— WORK REQUIRED —
The lines to extract start at the one containing "Read all visible content and emit it as JSON." and end with the last line; give them exactly and nothing more.

****************

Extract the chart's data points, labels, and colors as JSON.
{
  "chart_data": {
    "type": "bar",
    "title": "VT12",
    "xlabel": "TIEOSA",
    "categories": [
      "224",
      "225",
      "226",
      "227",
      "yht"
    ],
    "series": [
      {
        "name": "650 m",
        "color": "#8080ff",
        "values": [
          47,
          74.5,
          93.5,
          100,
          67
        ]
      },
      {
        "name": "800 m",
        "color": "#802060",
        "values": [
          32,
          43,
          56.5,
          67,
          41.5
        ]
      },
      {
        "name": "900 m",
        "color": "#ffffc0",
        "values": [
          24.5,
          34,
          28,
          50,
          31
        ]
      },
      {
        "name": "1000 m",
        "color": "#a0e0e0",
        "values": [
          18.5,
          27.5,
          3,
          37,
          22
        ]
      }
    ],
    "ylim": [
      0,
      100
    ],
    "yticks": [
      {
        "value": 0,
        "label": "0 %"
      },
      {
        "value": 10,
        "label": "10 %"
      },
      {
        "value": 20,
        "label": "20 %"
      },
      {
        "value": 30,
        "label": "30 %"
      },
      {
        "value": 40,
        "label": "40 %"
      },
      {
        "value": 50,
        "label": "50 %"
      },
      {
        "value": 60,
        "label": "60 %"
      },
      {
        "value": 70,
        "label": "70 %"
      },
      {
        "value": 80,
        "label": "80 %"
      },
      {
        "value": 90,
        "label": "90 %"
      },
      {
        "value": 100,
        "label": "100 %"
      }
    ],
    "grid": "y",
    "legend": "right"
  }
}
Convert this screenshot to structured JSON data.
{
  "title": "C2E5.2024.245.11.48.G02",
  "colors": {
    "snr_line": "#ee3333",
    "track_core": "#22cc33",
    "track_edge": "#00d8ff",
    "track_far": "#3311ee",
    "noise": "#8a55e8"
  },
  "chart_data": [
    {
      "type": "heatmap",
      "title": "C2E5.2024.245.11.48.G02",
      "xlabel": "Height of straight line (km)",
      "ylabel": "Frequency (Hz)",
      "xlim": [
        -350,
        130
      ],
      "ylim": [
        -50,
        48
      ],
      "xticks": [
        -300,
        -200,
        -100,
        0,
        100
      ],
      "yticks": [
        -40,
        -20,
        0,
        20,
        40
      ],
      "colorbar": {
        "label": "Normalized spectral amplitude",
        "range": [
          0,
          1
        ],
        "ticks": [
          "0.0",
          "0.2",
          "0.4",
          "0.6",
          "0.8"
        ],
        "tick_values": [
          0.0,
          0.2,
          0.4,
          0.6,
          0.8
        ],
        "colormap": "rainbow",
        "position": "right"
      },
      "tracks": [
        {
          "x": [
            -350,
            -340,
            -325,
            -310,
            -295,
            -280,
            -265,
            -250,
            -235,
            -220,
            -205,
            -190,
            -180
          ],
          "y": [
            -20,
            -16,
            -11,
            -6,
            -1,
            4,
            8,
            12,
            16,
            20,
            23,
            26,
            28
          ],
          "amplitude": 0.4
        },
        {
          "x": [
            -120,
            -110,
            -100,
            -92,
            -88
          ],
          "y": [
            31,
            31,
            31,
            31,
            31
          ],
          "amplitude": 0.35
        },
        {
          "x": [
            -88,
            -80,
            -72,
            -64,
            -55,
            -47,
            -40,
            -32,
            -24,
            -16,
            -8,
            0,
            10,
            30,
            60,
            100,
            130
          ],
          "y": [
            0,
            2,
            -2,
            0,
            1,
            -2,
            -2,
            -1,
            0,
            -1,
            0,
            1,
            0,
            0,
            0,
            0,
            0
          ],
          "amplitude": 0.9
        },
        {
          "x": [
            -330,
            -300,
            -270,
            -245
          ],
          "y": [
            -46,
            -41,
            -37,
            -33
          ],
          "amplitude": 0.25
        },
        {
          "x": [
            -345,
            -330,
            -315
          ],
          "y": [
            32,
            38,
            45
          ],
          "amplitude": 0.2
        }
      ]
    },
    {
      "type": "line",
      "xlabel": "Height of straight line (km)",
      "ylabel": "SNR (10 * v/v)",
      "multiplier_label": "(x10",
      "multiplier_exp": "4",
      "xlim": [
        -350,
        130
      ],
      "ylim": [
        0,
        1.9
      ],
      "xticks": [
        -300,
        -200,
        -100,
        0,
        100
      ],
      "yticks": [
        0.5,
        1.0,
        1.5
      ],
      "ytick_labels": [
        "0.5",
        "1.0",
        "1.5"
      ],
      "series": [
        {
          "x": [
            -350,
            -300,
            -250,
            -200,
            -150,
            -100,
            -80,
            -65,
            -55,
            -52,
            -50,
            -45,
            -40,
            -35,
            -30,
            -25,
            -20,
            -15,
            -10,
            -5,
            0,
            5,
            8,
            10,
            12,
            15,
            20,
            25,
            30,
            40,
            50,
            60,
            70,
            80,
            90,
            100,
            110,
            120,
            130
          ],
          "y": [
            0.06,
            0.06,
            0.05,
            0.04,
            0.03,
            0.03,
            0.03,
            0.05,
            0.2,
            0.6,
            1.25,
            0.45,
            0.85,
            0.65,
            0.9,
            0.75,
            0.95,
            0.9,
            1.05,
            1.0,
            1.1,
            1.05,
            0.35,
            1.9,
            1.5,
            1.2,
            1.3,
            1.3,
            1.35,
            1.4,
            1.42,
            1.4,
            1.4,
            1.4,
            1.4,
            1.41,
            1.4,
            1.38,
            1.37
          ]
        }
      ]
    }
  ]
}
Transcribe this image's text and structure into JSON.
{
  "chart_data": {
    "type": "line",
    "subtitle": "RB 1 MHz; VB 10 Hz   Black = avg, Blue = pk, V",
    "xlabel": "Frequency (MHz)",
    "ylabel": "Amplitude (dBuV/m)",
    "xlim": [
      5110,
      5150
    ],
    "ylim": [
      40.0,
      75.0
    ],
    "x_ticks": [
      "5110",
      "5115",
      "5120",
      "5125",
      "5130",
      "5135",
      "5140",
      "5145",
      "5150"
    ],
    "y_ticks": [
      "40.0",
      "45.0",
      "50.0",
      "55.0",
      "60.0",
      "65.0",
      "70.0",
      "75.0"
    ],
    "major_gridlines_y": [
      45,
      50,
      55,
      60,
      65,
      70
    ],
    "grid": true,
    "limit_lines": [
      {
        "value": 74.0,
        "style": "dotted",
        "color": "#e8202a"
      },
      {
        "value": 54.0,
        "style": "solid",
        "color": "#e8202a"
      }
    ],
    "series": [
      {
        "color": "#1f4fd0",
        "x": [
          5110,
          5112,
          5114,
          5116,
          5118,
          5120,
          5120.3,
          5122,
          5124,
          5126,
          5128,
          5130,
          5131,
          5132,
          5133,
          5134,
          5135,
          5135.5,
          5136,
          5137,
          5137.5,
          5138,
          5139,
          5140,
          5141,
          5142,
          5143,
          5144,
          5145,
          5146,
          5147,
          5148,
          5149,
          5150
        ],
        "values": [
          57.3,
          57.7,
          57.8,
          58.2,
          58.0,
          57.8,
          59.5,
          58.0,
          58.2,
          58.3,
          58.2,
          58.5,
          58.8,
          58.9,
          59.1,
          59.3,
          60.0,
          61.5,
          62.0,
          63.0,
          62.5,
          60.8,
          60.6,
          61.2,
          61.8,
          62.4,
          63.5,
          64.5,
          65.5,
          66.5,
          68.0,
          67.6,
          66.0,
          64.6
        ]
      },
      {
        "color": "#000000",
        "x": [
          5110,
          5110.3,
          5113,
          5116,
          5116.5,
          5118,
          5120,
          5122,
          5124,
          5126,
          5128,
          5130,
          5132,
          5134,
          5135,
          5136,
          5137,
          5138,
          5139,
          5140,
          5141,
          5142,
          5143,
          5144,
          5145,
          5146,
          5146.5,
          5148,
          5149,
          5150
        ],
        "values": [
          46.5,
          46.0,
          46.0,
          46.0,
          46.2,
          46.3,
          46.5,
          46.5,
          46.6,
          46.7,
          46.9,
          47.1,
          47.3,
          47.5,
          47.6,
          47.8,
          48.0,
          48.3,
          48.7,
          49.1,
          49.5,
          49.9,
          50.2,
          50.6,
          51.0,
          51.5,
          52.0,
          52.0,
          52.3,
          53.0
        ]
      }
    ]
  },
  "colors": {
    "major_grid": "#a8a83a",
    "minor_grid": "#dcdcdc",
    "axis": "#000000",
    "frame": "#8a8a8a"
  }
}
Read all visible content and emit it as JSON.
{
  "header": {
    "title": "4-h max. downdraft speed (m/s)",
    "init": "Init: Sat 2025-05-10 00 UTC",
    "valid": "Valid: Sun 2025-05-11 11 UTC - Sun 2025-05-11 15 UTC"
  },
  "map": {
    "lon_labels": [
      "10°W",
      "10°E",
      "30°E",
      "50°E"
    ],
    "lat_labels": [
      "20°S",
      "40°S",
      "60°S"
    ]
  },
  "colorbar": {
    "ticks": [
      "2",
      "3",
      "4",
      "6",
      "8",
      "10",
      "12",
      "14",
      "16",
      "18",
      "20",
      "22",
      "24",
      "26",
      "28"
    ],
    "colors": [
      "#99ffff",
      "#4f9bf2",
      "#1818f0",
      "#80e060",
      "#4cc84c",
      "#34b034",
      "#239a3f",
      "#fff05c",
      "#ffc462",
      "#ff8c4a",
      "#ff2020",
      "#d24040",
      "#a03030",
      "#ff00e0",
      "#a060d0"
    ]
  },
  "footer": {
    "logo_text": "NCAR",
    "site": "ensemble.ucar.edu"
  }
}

****************

— COMPLETED EXERCISE —
Read all visible content and emit it as JSON.
{
  "header": {
    "title": "4-h max. downdraft speed (m/s)",
    "init": "Init: Sat 2025-05-10 00 UTC",
    "valid": "Valid: Sun 2025-05-11 11 UTC - Sun 2025-05-11 15 UTC"
  },
  "map": {
    "lon_labels": [
      "10°W",
      "10°E",
      "30°E",
      "50°E"
    ],
    "lat_labels": [
      "20°S",
      "40°S",
      "60°S"
    ]
  },
  "colorbar": {
    "ticks": [
      "2",
      "3",
      "4",
      "6",
      "8",
      "10",
      "12",
      "14",
      "16",
      "18",
      "20",
      "22",
      "24",
      "26",
      "28"
    ],
    "colors": [
      "#99ffff",
      "#4f9bf2",
      "#1818f0",
      "#80e060",
      "#4cc84c",
      "#34b034",
      "#239a3f",
      "#fff05c",
      "#ffc462",
      "#ff8c4a",
      "#ff2020",
      "#d24040",
      "#a03030",
      "#ff00e0",
      "#a060d0"
    ]
  },
  "footer": {
    "logo_text": "NCAR",
    "site": "ensemble.ucar.edu"
  }
}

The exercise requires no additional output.